**TASK TO CARRY OUT:** Quote the records below in full, exactly as given, with the images taken out.

[Data excerpts]

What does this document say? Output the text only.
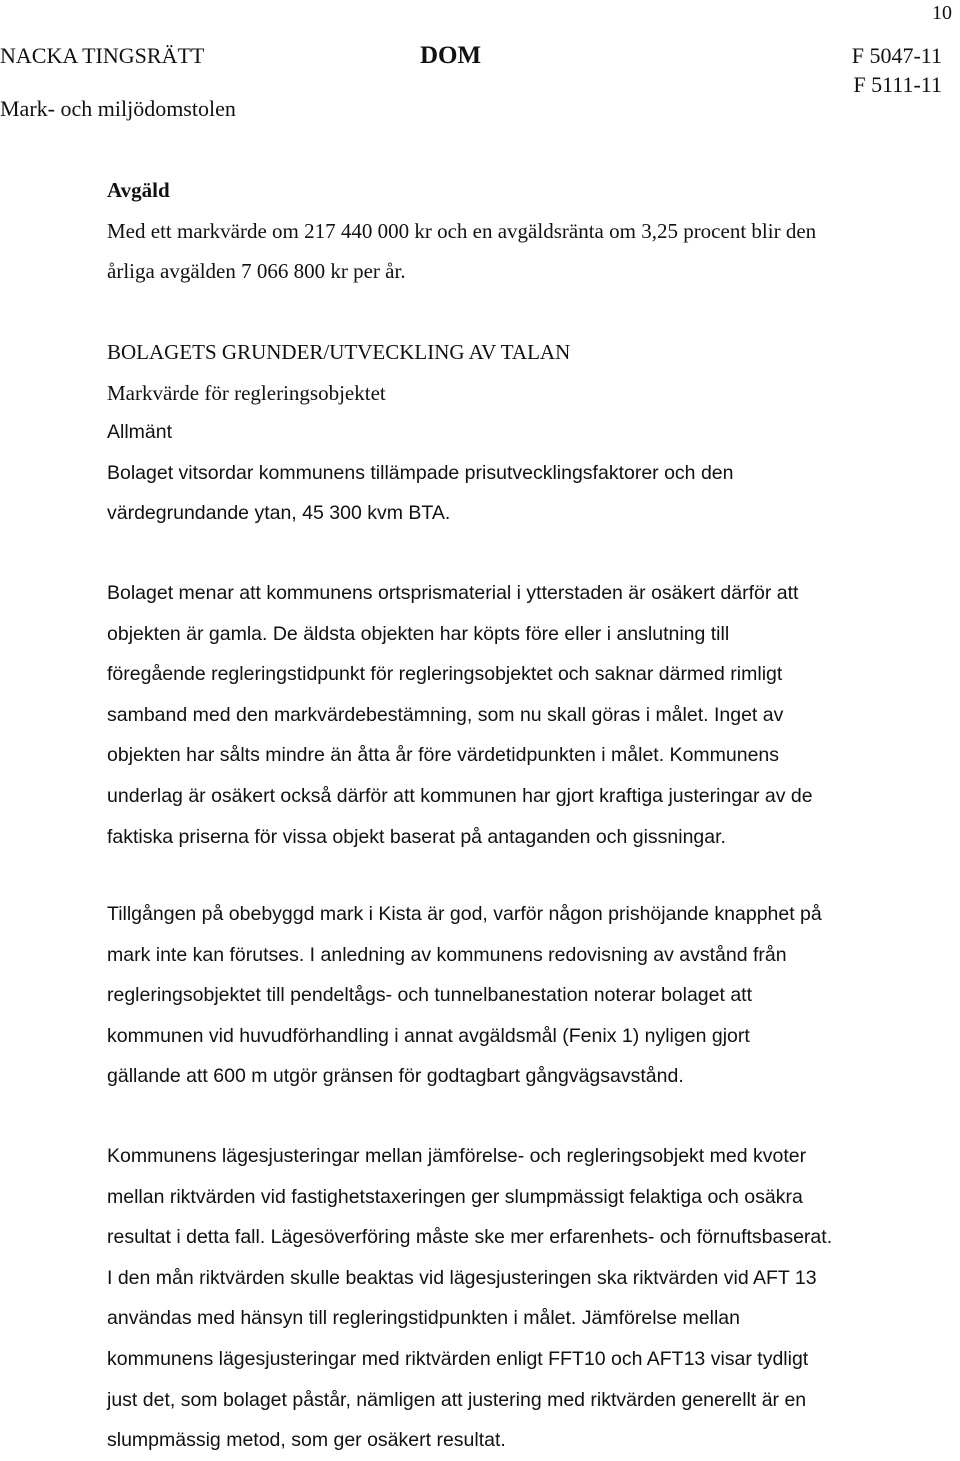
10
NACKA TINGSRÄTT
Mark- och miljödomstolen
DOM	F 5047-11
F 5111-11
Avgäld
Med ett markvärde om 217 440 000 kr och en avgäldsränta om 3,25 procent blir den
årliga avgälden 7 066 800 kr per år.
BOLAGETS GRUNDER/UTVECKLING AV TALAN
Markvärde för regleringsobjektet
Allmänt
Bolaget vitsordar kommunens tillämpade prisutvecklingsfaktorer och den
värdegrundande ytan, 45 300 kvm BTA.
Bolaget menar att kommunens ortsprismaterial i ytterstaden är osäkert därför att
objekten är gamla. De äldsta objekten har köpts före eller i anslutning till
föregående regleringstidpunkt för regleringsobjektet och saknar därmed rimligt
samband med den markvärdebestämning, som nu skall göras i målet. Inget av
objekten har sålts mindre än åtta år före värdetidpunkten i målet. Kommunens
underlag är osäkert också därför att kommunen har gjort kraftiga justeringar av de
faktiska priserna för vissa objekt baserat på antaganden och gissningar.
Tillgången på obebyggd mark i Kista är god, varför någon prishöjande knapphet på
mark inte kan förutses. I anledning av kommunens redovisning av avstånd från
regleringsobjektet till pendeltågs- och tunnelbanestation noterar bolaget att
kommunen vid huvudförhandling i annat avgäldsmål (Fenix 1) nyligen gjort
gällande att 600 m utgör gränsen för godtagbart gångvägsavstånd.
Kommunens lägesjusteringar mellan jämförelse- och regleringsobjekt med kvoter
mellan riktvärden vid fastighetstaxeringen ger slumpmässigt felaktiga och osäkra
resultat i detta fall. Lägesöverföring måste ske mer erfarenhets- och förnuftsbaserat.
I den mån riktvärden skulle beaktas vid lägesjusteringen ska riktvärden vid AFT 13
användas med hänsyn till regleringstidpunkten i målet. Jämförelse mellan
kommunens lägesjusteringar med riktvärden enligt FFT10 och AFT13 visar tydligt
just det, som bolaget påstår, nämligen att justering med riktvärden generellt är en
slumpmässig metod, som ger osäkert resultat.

**TASK ANSWER:**
What does this document say? Output the text only.
10
NACKA TINGSRÄTT
Mark- och miljödomstolen
DOM	F 5047-11
F 5111-11
Avgäld
Med ett markvärde om 217 440 000 kr och en avgäldsränta om 3,25 procent blir den
årliga avgälden 7 066 800 kr per år.
BOLAGETS GRUNDER/UTVECKLING AV TALAN
Markvärde för regleringsobjektet
Allmänt
Bolaget vitsordar kommunens tillämpade prisutvecklingsfaktorer och den
värdegrundande ytan, 45 300 kvm BTA.
Bolaget menar att kommunens ortsprismaterial i ytterstaden är osäkert därför att
objekten är gamla. De äldsta objekten har köpts före eller i anslutning till
föregående regleringstidpunkt för regleringsobjektet och saknar därmed rimligt
samband med den markvärdebestämning, som nu skall göras i målet. Inget av
objekten har sålts mindre än åtta år före värdetidpunkten i målet. Kommunens
underlag är osäkert också därför att kommunen har gjort kraftiga justeringar av de
faktiska priserna för vissa objekt baserat på antaganden och gissningar.
Tillgången på obebyggd mark i Kista är god, varför någon prishöjande knapphet på
mark inte kan förutses. I anledning av kommunens redovisning av avstånd från
regleringsobjektet till pendeltågs- och tunnelbanestation noterar bolaget att
kommunen vid huvudförhandling i annat avgäldsmål (Fenix 1) nyligen gjort
gällande att 600 m utgör gränsen för godtagbart gångvägsavstånd.
Kommunens lägesjusteringar mellan jämförelse- och regleringsobjekt med kvoter
mellan riktvärden vid fastighetstaxeringen ger slumpmässigt felaktiga och osäkra
resultat i detta fall. Lägesöverföring måste ske mer erfarenhets- och förnuftsbaserat.
I den mån riktvärden skulle beaktas vid lägesjusteringen ska riktvärden vid AFT 13
användas med hänsyn till regleringstidpunkten i målet. Jämförelse mellan
kommunens lägesjusteringar med riktvärden enligt FFT10 och AFT13 visar tydligt
just det, som bolaget påstår, nämligen att justering med riktvärden generellt är en
slumpmässig metod, som ger osäkert resultat.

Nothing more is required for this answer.